MATERIAL PROVIDED:
__________________________________________________

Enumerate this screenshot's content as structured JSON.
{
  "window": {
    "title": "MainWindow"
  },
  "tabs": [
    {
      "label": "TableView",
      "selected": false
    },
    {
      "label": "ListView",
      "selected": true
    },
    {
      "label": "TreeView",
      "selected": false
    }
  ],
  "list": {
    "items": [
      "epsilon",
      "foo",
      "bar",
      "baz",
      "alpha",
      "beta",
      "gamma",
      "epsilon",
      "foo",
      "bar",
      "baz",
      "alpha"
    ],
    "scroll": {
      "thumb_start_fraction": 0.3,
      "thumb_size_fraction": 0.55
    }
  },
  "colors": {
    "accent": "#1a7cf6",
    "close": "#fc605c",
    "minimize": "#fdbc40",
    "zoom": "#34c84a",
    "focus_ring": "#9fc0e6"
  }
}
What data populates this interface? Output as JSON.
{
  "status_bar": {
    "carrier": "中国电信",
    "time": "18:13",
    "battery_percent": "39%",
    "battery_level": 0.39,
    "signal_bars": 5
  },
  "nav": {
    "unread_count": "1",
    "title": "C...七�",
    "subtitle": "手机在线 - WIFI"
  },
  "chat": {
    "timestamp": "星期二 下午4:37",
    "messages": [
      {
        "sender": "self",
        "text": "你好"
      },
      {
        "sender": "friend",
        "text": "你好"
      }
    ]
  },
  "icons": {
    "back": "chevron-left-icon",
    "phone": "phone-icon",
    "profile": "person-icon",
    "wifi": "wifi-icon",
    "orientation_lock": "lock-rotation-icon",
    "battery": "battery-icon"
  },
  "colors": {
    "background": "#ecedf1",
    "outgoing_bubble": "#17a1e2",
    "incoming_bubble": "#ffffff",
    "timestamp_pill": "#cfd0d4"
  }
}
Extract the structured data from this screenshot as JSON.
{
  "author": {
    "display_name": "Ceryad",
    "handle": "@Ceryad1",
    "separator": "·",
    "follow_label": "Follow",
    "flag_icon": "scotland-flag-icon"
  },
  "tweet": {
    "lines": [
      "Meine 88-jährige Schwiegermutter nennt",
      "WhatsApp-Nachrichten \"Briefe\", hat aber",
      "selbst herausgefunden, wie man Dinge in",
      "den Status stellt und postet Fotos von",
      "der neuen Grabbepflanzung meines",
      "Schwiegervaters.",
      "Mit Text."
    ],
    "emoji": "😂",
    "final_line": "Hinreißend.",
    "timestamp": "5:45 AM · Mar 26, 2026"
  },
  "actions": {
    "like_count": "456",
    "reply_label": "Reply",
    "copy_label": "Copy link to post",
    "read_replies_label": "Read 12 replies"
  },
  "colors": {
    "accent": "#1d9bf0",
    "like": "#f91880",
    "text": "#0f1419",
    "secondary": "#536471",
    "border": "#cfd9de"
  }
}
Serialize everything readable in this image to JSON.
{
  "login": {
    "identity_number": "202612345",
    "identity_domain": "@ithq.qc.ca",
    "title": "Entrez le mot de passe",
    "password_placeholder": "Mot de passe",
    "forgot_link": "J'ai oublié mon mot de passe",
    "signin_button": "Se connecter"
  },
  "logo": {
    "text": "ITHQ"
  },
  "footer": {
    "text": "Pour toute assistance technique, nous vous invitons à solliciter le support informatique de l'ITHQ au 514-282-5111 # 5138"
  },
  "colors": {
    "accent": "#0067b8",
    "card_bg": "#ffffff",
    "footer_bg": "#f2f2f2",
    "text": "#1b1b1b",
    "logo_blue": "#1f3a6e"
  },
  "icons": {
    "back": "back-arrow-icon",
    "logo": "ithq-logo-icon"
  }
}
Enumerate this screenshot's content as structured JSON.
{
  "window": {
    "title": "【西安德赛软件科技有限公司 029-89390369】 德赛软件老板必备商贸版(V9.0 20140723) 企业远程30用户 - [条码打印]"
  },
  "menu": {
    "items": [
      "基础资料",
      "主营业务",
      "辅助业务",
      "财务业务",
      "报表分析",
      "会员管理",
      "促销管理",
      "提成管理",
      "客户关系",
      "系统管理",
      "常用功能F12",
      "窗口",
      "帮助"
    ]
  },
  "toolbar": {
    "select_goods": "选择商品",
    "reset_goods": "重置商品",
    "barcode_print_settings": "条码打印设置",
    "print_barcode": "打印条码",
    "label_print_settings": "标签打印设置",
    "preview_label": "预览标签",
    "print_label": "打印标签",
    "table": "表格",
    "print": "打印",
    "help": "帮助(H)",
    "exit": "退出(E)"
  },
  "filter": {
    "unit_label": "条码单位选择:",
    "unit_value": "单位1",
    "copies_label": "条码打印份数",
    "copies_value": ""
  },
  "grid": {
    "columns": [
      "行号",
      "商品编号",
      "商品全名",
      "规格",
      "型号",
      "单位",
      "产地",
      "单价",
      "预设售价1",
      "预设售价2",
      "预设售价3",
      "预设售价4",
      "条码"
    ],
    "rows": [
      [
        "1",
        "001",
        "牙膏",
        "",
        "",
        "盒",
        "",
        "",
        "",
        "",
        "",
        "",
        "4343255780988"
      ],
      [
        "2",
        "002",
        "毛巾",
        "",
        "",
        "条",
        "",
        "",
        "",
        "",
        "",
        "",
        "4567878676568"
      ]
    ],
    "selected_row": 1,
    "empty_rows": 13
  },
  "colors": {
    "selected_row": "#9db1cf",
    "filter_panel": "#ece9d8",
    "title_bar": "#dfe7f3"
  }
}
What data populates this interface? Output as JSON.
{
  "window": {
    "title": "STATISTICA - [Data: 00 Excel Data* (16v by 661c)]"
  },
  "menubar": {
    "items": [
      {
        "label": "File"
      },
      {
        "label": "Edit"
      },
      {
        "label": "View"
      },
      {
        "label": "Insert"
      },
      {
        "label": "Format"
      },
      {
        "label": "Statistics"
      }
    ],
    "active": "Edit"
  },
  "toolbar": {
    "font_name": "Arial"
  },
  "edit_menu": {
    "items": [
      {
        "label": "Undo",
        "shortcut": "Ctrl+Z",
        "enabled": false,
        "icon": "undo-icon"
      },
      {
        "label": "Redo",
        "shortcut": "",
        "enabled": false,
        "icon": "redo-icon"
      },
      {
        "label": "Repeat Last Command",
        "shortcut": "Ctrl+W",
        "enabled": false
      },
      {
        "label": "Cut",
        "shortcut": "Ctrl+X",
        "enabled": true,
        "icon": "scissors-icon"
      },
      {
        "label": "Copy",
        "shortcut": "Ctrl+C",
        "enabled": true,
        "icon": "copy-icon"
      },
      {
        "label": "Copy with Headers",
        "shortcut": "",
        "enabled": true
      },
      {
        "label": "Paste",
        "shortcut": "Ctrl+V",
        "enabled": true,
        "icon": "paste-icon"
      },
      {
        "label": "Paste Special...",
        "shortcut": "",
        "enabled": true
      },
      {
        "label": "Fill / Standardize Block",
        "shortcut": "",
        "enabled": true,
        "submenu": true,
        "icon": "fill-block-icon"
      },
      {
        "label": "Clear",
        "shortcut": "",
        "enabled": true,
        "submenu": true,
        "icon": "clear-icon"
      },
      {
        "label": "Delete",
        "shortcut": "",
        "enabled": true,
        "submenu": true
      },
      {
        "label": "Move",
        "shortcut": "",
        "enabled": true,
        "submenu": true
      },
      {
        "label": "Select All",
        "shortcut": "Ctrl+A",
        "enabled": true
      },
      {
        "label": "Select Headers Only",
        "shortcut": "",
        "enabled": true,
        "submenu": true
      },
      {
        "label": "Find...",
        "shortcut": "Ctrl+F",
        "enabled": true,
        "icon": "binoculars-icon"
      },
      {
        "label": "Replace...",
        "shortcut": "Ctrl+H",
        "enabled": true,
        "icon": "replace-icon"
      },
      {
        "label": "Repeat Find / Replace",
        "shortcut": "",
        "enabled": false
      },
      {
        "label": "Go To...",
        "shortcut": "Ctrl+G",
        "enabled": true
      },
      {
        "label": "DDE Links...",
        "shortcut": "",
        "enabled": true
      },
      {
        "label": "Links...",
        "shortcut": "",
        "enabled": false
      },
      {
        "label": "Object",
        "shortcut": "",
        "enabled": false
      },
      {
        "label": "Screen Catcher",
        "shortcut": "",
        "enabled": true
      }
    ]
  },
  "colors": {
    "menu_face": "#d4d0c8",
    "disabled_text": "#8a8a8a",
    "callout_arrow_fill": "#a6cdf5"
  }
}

__________________________________________________

DIRECTION:
Sift through the entries and copy every line with "ffffff".

OUTPUT BELOW:
    "incoming_bubble": "#ffffff",
    "card_bg": "#ffffff",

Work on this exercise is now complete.